### [EXTRAIT]
-=-=-=-=-

Publié par FO

Dans ces moments où l’inflation oblige les consommateurs à examiner encore plus attentivement leurs dépenses, il convient de les protéger contre des pratiques commerciales susceptibles de retarder ou de suspendre les décisions et arbitrages qu’ils prennent.

Tel est l’objet des articles 7, 8 et 9 du projet de loi sur le pouvoir d’achat voté récemment par l’Assemblée Nationale en première lecture, qui peuvent donc évoluer au gré de leur parcours parlementaire.

Ces articles visent a rétablir un parallélisme de forme et de procédures entre la facilité avec laquelle il est possible désormais de conclure un contrat, type abonnement, en ligne et la difficulté parfois de se défaire du même contrat (par ex. : difficulté pour appeler le service client, nécessité d’envoyer un courrier recommandé…).

Ainsi, désormais, lorsqu’un abonnement est vendu en ligne, une procédure de résiliation simple et gratuite, en trois clics, doit être obligatoirement prévue (article 7 ; au plus tard en août 2023). Ce texte vise les contrats du quotidien : abonnements internet, abonnements téléphoniques, site de vidéo à la demande, abonnements de fourniture de gaz ou d’électricité. Pour les abonnements de type numérique (abonnement téléphonique ou à l’internet) , il est prévu au surplus que lorsque le consommateur résilie un contrat prévoyant une durée minimale d’engagement, à compter de la fin du douzième mois avant l’échéance, les frais de résiliation alloués à la deuxième année à hauteur de 25 % sont supprimés.

-=-=-=-=-

### [DONNÉES FOURNIES]
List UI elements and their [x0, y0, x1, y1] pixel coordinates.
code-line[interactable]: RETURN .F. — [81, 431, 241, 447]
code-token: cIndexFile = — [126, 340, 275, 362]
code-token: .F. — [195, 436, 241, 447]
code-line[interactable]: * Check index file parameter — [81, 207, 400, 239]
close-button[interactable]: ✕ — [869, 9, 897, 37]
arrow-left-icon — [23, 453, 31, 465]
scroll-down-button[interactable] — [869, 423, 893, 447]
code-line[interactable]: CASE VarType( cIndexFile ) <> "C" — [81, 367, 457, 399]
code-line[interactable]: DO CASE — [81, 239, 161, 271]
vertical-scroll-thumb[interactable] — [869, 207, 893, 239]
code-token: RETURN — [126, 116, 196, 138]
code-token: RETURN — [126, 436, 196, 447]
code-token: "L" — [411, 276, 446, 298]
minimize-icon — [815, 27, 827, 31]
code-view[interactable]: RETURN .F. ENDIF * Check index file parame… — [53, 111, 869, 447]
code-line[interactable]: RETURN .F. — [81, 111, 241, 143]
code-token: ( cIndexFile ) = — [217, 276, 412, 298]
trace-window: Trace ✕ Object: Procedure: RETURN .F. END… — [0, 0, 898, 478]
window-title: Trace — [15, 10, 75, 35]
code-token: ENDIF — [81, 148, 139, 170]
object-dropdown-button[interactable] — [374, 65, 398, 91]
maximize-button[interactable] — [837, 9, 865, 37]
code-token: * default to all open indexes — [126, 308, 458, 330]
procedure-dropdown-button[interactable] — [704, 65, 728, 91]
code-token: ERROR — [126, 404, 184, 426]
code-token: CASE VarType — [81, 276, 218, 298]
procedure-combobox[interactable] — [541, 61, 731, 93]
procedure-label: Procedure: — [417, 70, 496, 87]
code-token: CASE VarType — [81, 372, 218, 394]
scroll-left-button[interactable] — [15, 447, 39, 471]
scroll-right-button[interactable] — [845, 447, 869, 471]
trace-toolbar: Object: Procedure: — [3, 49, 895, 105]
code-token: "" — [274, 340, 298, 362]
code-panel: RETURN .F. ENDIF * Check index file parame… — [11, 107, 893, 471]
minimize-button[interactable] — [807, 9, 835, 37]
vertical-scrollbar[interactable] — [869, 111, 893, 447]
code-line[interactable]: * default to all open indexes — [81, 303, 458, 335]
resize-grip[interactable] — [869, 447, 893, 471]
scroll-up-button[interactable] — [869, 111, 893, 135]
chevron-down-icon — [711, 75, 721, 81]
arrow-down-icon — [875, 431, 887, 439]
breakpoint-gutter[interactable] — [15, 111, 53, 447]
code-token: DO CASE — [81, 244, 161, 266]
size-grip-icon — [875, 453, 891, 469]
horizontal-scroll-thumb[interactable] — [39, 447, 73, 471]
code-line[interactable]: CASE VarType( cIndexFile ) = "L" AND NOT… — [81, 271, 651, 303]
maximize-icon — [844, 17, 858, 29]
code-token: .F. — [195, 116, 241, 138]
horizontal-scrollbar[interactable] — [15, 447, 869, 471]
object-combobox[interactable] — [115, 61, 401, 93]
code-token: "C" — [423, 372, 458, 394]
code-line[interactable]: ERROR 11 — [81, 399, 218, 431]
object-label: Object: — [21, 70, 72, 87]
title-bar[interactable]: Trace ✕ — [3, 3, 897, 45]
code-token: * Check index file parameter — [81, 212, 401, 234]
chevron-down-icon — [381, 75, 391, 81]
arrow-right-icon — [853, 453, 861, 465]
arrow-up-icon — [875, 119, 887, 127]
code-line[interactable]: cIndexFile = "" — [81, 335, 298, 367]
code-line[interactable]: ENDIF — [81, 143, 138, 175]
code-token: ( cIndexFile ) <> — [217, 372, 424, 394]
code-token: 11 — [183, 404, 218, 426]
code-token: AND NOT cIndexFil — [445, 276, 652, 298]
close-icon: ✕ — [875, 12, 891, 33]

-=-=-=-=-

### [CONSIGNE]
Prolongez l'extrait sur la résiliation des abonnements en reprenant juste après sa dernière phrase. Ce matériel est sans rapport avec l'extrait sur la résiliation des abonnements.

### [RÉSULTAT ATTENDU]
L’article 8, dans la même veine, cible quant à lui les contrats d’assurance. Les entreprises d’assurance, les mutuelles et les institutions de prévoyance proposant la souscription de tels contrats par voie électronique devront elles aussi prévoir une résiliation facile, directe, permanente. Là encore, le gouvernement souhaite redonner de la liberté et du pouvoir de choisir aux Français, tout en contribuant à renforcer la concurrence, à lutter contre les prolongations artificielles des contrats et à améliorer ainsi rapidement la protection des consommateurs. La mesure vise les assurances tant pour les biens – habitation ou encore automobile – que pour les personnes – assurance vie, assurance emprunteur –, souscrites par les consommateurs mais pas par les professionnels.

L’AFOC rappelle que ces mesures s’inscrivent dans la continuité de textes visant à faciliter les rapports contractuels à l’instar de la loi du 14 juillet 2019 relative au droit de résiliation sans frais de contrats de complémentaire santé, permettant aux assurés de résilier ces contrats après un an de souscription sans frais ni pénalités.

Toujours pour protéger le consommateur, l’article 9 prévoit quant à lui de créer deux circonstances aggravantes pour mieux sanctionner les pratiques commerciales déloyales. Premier cas : lorsque la pratique a donné lieu à la conclusion d’un contrat, c’est-à-dire lorsque l’arnaque  a réussi et que la victime se retrouve engagée financièrement, parfois de manière significative. Deuxième cas : lorsque la pratique a été commise en bande organisée, c’est-à-dire qu’un groupe de personnes agit tout au long de la chaîne de commercialisation de dispositifs comme les économies d’énergie, le compte personnel de formation ou encore les pronostics sportifs.